**Given problem:** Wherever the word "count" appears in a line, extract that line.

Records from a collection:
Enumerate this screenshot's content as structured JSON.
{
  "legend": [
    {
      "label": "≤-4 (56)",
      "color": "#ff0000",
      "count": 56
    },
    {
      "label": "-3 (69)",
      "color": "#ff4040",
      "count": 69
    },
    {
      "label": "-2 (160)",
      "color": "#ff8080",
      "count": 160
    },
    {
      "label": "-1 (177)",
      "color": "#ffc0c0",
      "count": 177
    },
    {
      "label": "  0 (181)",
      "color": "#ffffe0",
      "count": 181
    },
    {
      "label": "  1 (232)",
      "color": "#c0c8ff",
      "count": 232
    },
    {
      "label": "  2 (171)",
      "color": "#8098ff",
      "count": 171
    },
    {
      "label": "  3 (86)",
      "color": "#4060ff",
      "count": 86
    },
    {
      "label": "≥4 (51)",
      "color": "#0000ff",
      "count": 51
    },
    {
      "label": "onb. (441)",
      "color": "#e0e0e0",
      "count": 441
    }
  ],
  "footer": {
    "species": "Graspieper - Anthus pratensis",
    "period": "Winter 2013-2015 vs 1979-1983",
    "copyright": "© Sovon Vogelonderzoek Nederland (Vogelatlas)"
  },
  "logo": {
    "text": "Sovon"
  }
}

**Solution below:**
      "count": 56
      "count": 69
      "count": 160
      "count": 177
      "count": 181
      "count": 232
      "count": 171
      "count": 86
      "count": 51
      "count": 441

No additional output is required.